### To do
Write down every entry below once more, exactly.

(Collected data)
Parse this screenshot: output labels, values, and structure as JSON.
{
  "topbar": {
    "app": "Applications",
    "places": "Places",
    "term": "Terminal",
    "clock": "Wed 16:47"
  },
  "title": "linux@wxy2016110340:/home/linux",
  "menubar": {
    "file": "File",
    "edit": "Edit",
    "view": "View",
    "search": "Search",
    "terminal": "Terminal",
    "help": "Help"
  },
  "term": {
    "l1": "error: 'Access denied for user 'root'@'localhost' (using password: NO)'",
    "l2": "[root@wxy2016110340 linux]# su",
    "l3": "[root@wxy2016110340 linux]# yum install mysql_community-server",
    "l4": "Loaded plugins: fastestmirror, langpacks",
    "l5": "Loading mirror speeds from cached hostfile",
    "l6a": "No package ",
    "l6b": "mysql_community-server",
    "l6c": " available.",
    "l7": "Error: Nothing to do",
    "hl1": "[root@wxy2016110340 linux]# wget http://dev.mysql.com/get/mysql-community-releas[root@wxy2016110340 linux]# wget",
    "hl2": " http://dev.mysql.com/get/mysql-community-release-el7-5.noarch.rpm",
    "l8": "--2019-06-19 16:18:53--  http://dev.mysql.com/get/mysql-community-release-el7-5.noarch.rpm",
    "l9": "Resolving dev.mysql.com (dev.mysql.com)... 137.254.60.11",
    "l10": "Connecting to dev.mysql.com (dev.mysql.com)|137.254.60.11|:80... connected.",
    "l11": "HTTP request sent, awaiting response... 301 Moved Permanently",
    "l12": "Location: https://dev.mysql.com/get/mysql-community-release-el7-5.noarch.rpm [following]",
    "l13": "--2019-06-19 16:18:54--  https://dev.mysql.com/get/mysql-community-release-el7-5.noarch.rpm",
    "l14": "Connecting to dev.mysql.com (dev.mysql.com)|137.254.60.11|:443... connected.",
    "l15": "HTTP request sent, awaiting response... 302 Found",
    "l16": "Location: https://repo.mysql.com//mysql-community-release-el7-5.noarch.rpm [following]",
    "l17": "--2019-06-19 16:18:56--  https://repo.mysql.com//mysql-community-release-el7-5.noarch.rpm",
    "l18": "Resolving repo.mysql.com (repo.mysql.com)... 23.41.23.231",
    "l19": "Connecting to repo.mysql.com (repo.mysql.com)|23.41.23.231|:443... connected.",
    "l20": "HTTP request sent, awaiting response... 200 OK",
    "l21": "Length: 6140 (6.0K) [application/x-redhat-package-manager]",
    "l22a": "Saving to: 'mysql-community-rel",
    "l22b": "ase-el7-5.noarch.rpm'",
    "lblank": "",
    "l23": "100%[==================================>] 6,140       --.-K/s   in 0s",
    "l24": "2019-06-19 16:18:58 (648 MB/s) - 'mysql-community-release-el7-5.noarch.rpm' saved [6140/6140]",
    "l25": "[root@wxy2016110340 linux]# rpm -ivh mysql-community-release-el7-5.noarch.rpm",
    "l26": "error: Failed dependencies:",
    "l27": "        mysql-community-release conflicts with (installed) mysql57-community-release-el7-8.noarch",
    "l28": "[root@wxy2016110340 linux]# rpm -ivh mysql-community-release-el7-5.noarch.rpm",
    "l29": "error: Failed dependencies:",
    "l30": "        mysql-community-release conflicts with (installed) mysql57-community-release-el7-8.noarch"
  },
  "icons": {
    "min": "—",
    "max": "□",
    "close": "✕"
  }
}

### Task output
Parse this screenshot: output labels, values, and structure as JSON.
{
  "topbar": {
    "app": "Applications",
    "places": "Places",
    "term": "Terminal",
    "clock": "Wed 16:47"
  },
  "title": "linux@wxy2016110340:/home/linux",
  "menubar": {
    "file": "File",
    "edit": "Edit",
    "view": "View",
    "search": "Search",
    "terminal": "Terminal",
    "help": "Help"
  },
  "term": {
    "l1": "error: 'Access denied for user 'root'@'localhost' (using password: NO)'",
    "l2": "[root@wxy2016110340 linux]# su",
    "l3": "[root@wxy2016110340 linux]# yum install mysql_community-server",
    "l4": "Loaded plugins: fastestmirror, langpacks",
    "l5": "Loading mirror speeds from cached hostfile",
    "l6a": "No package ",
    "l6b": "mysql_community-server",
    "l6c": " available.",
    "l7": "Error: Nothing to do",
    "hl1": "[root@wxy2016110340 linux]# wget http://dev.mysql.com/get/mysql-community-releas[root@wxy2016110340 linux]# wget",
    "hl2": " http://dev.mysql.com/get/mysql-community-release-el7-5.noarch.rpm",
    "l8": "--2019-06-19 16:18:53--  http://dev.mysql.com/get/mysql-community-release-el7-5.noarch.rpm",
    "l9": "Resolving dev.mysql.com (dev.mysql.com)... 137.254.60.11",
    "l10": "Connecting to dev.mysql.com (dev.mysql.com)|137.254.60.11|:80... connected.",
    "l11": "HTTP request sent, awaiting response... 301 Moved Permanently",
    "l12": "Location: https://dev.mysql.com/get/mysql-community-release-el7-5.noarch.rpm [following]",
    "l13": "--2019-06-19 16:18:54--  https://dev.mysql.com/get/mysql-community-release-el7-5.noarch.rpm",
    "l14": "Connecting to dev.mysql.com (dev.mysql.com)|137.254.60.11|:443... connected.",
    "l15": "HTTP request sent, awaiting response... 302 Found",
    "l16": "Location: https://repo.mysql.com//mysql-community-release-el7-5.noarch.rpm [following]",
    "l17": "--2019-06-19 16:18:56--  https://repo.mysql.com//mysql-community-release-el7-5.noarch.rpm",
    "l18": "Resolving repo.mysql.com (repo.mysql.com)... 23.41.23.231",
    "l19": "Connecting to repo.mysql.com (repo.mysql.com)|23.41.23.231|:443... connected.",
    "l20": "HTTP request sent, awaiting response... 200 OK",
    "l21": "Length: 6140 (6.0K) [application/x-redhat-package-manager]",
    "l22a": "Saving to: 'mysql-community-rel",
    "l22b": "ase-el7-5.noarch.rpm'",
    "lblank": "",
    "l23": "100%[==================================>] 6,140       --.-K/s   in 0s",
    "l24": "2019-06-19 16:18:58 (648 MB/s) - 'mysql-community-release-el7-5.noarch.rpm' saved [6140/6140]",
    "l25": "[root@wxy2016110340 linux]# rpm -ivh mysql-community-release-el7-5.noarch.rpm",
    "l26": "error: Failed dependencies:",
    "l27": "        mysql-community-release conflicts with (installed) mysql57-community-release-el7-8.noarch",
    "l28": "[root@wxy2016110340 linux]# rpm -ivh mysql-community-release-el7-5.noarch.rpm",
    "l29": "error: Failed dependencies:",
    "l30": "        mysql-community-release conflicts with (installed) mysql57-community-release-el7-8.noarch"
  },
  "icons": {
    "min": "—",
    "max": "□",
    "close": "✕"
  }
}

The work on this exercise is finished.